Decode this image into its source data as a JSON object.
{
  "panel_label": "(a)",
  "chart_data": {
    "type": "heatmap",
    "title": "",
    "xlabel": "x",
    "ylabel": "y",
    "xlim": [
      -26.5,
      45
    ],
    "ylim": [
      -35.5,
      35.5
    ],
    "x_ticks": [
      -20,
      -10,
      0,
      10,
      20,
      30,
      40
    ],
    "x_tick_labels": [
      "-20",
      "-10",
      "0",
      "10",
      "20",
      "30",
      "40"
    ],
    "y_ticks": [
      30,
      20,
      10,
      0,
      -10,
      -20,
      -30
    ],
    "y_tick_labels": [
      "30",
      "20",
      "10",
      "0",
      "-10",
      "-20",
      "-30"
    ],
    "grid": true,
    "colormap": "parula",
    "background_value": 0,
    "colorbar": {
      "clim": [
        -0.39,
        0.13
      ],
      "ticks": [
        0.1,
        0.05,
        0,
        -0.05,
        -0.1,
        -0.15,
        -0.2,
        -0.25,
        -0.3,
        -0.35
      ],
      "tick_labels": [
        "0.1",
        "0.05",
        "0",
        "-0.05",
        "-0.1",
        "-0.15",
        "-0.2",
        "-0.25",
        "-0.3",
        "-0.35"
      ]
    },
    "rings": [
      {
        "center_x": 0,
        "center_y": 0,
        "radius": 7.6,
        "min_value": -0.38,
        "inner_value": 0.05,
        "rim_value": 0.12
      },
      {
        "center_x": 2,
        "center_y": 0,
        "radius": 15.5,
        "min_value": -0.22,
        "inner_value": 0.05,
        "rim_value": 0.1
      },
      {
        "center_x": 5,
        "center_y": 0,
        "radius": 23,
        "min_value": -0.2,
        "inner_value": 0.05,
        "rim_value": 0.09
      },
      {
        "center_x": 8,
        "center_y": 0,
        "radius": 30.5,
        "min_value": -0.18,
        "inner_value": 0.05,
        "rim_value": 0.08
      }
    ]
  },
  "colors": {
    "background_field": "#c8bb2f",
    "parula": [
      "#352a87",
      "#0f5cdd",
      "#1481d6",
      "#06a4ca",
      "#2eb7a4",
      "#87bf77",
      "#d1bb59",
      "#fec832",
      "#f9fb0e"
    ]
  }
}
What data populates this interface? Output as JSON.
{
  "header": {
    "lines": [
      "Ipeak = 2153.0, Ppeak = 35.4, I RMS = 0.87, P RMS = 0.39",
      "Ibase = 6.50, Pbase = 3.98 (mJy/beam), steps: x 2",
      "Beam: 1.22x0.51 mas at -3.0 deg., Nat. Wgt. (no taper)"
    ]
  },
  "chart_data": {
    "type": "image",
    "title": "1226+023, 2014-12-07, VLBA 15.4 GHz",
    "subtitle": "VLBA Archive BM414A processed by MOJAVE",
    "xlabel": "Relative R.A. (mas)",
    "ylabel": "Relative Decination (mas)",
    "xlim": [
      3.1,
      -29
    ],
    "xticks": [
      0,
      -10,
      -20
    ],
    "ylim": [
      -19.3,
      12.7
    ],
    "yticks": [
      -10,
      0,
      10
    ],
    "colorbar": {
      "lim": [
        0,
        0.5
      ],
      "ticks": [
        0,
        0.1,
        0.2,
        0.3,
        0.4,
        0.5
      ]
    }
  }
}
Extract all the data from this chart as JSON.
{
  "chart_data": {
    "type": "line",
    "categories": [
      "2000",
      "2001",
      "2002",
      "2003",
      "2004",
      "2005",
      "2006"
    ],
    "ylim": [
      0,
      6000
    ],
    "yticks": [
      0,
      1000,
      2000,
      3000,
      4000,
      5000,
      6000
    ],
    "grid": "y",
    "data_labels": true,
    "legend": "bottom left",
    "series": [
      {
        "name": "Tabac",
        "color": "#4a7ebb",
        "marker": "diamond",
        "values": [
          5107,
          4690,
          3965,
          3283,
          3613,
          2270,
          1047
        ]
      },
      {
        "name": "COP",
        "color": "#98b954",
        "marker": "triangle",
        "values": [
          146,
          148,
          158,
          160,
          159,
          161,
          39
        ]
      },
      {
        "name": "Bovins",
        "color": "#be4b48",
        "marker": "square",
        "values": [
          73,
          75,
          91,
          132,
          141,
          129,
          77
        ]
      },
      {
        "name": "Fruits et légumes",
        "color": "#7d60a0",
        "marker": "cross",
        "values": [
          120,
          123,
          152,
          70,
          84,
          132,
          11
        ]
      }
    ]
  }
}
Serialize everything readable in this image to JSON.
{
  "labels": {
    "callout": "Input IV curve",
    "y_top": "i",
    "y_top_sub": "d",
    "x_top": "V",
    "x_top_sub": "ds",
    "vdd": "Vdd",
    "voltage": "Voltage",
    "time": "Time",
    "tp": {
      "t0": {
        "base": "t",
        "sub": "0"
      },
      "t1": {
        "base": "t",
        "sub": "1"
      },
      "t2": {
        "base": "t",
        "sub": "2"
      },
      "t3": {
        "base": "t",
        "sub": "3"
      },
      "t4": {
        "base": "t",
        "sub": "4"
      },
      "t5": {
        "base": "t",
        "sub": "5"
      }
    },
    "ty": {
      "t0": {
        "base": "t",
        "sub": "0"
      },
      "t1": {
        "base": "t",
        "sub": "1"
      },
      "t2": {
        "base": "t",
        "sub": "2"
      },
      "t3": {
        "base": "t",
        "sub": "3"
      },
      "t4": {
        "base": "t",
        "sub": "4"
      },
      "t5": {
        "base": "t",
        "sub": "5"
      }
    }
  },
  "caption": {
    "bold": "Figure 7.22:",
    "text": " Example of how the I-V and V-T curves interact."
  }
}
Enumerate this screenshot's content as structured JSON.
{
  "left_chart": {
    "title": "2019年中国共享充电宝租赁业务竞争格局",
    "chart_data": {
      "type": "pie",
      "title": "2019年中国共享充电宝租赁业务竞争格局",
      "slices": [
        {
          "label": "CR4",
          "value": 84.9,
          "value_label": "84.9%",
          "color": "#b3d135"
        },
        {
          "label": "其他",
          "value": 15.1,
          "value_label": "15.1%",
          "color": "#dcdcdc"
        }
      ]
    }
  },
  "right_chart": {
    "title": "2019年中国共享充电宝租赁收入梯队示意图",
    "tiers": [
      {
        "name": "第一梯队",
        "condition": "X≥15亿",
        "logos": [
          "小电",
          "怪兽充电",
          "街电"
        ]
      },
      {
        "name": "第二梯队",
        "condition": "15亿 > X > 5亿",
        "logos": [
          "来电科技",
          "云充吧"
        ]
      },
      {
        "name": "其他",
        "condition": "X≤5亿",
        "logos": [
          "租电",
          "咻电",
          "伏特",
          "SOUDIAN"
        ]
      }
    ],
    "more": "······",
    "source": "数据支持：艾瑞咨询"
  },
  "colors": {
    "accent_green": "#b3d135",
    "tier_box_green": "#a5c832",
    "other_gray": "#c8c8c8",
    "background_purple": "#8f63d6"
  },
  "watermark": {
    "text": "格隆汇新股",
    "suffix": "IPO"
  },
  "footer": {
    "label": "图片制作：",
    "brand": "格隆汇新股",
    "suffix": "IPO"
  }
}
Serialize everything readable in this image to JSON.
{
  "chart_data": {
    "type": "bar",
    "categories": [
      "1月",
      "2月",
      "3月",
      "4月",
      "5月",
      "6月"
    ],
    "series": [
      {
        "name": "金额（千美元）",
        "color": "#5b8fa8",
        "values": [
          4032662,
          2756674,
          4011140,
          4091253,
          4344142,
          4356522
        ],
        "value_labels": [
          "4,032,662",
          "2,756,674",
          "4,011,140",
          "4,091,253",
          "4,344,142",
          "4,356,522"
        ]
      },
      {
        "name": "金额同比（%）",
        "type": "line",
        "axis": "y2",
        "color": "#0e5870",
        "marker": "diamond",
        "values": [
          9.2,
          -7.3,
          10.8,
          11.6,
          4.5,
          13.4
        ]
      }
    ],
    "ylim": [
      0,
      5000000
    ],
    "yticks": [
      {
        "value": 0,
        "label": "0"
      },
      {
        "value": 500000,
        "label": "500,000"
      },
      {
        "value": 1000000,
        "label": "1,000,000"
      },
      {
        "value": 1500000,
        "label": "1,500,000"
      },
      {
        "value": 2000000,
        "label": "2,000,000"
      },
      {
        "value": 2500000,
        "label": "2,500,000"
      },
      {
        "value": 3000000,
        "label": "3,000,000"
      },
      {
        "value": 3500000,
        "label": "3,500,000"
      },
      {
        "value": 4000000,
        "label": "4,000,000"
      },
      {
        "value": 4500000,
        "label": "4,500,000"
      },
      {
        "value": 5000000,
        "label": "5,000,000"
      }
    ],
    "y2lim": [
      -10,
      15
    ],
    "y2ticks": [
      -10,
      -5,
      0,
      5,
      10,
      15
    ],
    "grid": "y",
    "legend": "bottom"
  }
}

(YOUR OBJECTIVE):
Write out every line of the preceding listing that contains "image".

(WRITTEN ANSWER):
Decode this image into its source data as a JSON object.
    "type": "image",
Serialize everything readable in this image to JSON.
Serialize everything readable in this image to JSON.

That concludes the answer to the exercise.